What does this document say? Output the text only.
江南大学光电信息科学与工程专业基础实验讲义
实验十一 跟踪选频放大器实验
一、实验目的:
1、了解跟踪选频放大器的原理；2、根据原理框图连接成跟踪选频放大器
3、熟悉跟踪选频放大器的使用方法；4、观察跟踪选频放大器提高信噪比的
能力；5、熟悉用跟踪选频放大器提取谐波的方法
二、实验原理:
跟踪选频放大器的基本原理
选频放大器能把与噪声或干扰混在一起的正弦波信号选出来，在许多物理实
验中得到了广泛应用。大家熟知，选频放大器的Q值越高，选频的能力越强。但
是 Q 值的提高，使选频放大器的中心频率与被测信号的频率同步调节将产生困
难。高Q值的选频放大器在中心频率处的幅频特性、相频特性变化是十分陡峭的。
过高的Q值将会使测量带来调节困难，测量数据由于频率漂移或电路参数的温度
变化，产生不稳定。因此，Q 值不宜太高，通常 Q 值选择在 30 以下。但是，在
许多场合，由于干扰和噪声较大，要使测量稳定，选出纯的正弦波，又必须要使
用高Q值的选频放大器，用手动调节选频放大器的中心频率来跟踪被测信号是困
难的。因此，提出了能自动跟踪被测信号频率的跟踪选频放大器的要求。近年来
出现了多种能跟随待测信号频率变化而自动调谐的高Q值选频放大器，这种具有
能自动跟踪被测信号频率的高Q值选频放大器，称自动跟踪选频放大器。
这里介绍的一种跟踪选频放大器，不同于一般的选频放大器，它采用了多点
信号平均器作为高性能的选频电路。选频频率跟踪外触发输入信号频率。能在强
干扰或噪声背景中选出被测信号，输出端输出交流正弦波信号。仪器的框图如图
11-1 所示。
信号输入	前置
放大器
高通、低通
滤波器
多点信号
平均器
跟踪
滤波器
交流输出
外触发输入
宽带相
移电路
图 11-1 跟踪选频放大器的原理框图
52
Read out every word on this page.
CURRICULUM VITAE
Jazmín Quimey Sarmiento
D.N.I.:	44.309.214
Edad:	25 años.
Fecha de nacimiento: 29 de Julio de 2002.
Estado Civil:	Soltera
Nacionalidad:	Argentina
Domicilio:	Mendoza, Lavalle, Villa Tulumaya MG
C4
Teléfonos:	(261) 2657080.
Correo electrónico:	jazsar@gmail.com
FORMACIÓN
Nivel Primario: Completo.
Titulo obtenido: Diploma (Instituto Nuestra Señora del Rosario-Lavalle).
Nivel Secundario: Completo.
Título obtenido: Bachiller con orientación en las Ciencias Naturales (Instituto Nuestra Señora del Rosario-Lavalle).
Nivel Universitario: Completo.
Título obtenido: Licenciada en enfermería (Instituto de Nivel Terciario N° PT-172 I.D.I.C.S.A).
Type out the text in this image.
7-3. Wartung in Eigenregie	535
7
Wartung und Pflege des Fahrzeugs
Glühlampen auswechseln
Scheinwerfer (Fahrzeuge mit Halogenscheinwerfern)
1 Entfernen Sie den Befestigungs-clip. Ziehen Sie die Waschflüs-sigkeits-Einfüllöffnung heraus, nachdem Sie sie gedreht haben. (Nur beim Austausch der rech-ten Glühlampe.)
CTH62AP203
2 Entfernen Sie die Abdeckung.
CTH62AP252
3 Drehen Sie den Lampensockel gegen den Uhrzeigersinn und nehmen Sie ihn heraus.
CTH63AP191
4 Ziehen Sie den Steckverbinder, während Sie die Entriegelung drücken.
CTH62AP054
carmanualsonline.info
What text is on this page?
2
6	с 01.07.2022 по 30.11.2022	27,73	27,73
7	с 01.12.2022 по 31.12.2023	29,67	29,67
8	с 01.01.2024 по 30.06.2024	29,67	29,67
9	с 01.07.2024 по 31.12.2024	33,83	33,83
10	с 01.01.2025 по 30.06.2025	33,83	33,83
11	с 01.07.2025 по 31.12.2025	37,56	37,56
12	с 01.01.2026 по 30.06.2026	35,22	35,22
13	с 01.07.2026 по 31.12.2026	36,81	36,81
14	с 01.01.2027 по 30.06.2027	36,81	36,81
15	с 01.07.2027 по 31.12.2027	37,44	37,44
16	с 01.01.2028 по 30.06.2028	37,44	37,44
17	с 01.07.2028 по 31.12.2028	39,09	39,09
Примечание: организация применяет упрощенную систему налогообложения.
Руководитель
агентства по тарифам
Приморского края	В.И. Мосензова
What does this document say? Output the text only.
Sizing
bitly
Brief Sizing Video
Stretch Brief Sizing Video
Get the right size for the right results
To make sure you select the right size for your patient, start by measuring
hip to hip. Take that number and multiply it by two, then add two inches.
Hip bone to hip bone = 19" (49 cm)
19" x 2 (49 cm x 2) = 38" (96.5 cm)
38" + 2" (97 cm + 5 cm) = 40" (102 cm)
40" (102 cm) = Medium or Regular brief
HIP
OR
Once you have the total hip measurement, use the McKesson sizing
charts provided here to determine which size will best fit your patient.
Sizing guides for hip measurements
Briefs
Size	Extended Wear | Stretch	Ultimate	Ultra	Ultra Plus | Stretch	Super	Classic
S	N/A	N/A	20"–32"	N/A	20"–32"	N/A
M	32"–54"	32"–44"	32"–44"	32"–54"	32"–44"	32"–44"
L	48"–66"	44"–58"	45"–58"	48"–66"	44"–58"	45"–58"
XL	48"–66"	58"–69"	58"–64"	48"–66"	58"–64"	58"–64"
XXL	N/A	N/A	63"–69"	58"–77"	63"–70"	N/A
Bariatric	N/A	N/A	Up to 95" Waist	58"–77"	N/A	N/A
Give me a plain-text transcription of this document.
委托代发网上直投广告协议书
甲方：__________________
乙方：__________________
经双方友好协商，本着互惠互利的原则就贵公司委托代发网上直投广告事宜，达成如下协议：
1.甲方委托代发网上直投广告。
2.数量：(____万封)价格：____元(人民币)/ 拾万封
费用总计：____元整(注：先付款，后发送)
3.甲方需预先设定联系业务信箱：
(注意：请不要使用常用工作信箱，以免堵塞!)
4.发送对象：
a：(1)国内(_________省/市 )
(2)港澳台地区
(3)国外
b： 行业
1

******

▸ Goal
Every line above should be written out again exactly as it stands.

▸ Task result
What does this document say? Output the text only.
江南大学光电信息科学与工程专业基础实验讲义
实验十一 跟踪选频放大器实验
一、实验目的:
1、了解跟踪选频放大器的原理；2、根据原理框图连接成跟踪选频放大器
3、熟悉跟踪选频放大器的使用方法；4、观察跟踪选频放大器提高信噪比的
能力；5、熟悉用跟踪选频放大器提取谐波的方法
二、实验原理:
跟踪选频放大器的基本原理
选频放大器能把与噪声或干扰混在一起的正弦波信号选出来，在许多物理实
验中得到了广泛应用。大家熟知，选频放大器的Q值越高，选频的能力越强。但
是 Q 值的提高，使选频放大器的中心频率与被测信号的频率同步调节将产生困
难。高Q值的选频放大器在中心频率处的幅频特性、相频特性变化是十分陡峭的。
过高的Q值将会使测量带来调节困难，测量数据由于频率漂移或电路参数的温度
变化，产生不稳定。因此，Q 值不宜太高，通常 Q 值选择在 30 以下。但是，在
许多场合，由于干扰和噪声较大，要使测量稳定，选出纯的正弦波，又必须要使
用高Q值的选频放大器，用手动调节选频放大器的中心频率来跟踪被测信号是困
难的。因此，提出了能自动跟踪被测信号频率的跟踪选频放大器的要求。近年来
出现了多种能跟随待测信号频率变化而自动调谐的高Q值选频放大器，这种具有
能自动跟踪被测信号频率的高Q值选频放大器，称自动跟踪选频放大器。
这里介绍的一种跟踪选频放大器，不同于一般的选频放大器，它采用了多点
信号平均器作为高性能的选频电路。选频频率跟踪外触发输入信号频率。能在强
干扰或噪声背景中选出被测信号，输出端输出交流正弦波信号。仪器的框图如图
11-1 所示。
信号输入	前置
放大器
高通、低通
滤波器
多点信号
平均器
跟踪
滤波器
交流输出
外触发输入
宽带相
移电路
图 11-1 跟踪选频放大器的原理框图
52
Read out every word on this page.
CURRICULUM VITAE
Jazmín Quimey Sarmiento
D.N.I.:	44.309.214
Edad:	25 años.
Fecha de nacimiento: 29 de Julio de 2002.
Estado Civil:	Soltera
Nacionalidad:	Argentina
Domicilio:	Mendoza, Lavalle, Villa Tulumaya MG
C4
Teléfonos:	(261) 2657080.
Correo electrónico:	jazsar@gmail.com
FORMACIÓN
Nivel Primario: Completo.
Titulo obtenido: Diploma (Instituto Nuestra Señora del Rosario-Lavalle).
Nivel Secundario: Completo.
Título obtenido: Bachiller con orientación en las Ciencias Naturales (Instituto Nuestra Señora del Rosario-Lavalle).
Nivel Universitario: Completo.
Título obtenido: Licenciada en enfermería (Instituto de Nivel Terciario N° PT-172 I.D.I.C.S.A).
Type out the text in this image.
7-3. Wartung in Eigenregie	535
7
Wartung und Pflege des Fahrzeugs
Glühlampen auswechseln
Scheinwerfer (Fahrzeuge mit Halogenscheinwerfern)
1 Entfernen Sie den Befestigungs-clip. Ziehen Sie die Waschflüs-sigkeits-Einfüllöffnung heraus, nachdem Sie sie gedreht haben. (Nur beim Austausch der rech-ten Glühlampe.)
CTH62AP203
2 Entfernen Sie die Abdeckung.
CTH62AP252
3 Drehen Sie den Lampensockel gegen den Uhrzeigersinn und nehmen Sie ihn heraus.
CTH63AP191
4 Ziehen Sie den Steckverbinder, während Sie die Entriegelung drücken.
CTH62AP054
carmanualsonline.info
What text is on this page?
2
6	с 01.07.2022 по 30.11.2022	27,73	27,73
7	с 01.12.2022 по 31.12.2023	29,67	29,67
8	с 01.01.2024 по 30.06.2024	29,67	29,67
9	с 01.07.2024 по 31.12.2024	33,83	33,83
10	с 01.01.2025 по 30.06.2025	33,83	33,83
11	с 01.07.2025 по 31.12.2025	37,56	37,56
12	с 01.01.2026 по 30.06.2026	35,22	35,22
13	с 01.07.2026 по 31.12.2026	36,81	36,81
14	с 01.01.2027 по 30.06.2027	36,81	36,81
15	с 01.07.2027 по 31.12.2027	37,44	37,44
16	с 01.01.2028 по 30.06.2028	37,44	37,44
17	с 01.07.2028 по 31.12.2028	39,09	39,09
Примечание: организация применяет упрощенную систему налогообложения.
Руководитель
агентства по тарифам
Приморского края	В.И. Мосензова
What does this document say? Output the text only.
Sizing
bitly
Brief Sizing Video
Stretch Brief Sizing Video
Get the right size for the right results
To make sure you select the right size for your patient, start by measuring
hip to hip. Take that number and multiply it by two, then add two inches.
Hip bone to hip bone = 19" (49 cm)
19" x 2 (49 cm x 2) = 38" (96.5 cm)
38" + 2" (97 cm + 5 cm) = 40" (102 cm)
40" (102 cm) = Medium or Regular brief
HIP
OR
Once you have the total hip measurement, use the McKesson sizing
charts provided here to determine which size will best fit your patient.
Sizing guides for hip measurements
Briefs
Size	Extended Wear | Stretch	Ultimate	Ultra	Ultra Plus | Stretch	Super	Classic
S	N/A	N/A	20"–32"	N/A	20"–32"	N/A
M	32"–54"	32"–44"	32"–44"	32"–54"	32"–44"	32"–44"
L	48"–66"	44"–58"	45"–58"	48"–66"	44"–58"	45"–58"
XL	48"–66"	58"–69"	58"–64"	48"–66"	58"–64"	58"–64"
XXL	N/A	N/A	63"–69"	58"–77"	63"–70"	N/A
Bariatric	N/A	N/A	Up to 95" Waist	58"–77"	N/A	N/A
Give me a plain-text transcription of this document.
委托代发网上直投广告协议书
甲方：__________________
乙方：__________________
经双方友好协商，本着互惠互利的原则就贵公司委托代发网上直投广告事宜，达成如下协议：
1.甲方委托代发网上直投广告。
2.数量：(____万封)价格：____元(人民币)/ 拾万封
费用总计：____元整(注：先付款，后发送)
3.甲方需预先设定联系业务信箱：
(注意：请不要使用常用工作信箱，以免堵塞!)
4.发送对象：
a：(1)国内(_________省/市 )
(2)港澳台地区
(3)国外
b： 行业
1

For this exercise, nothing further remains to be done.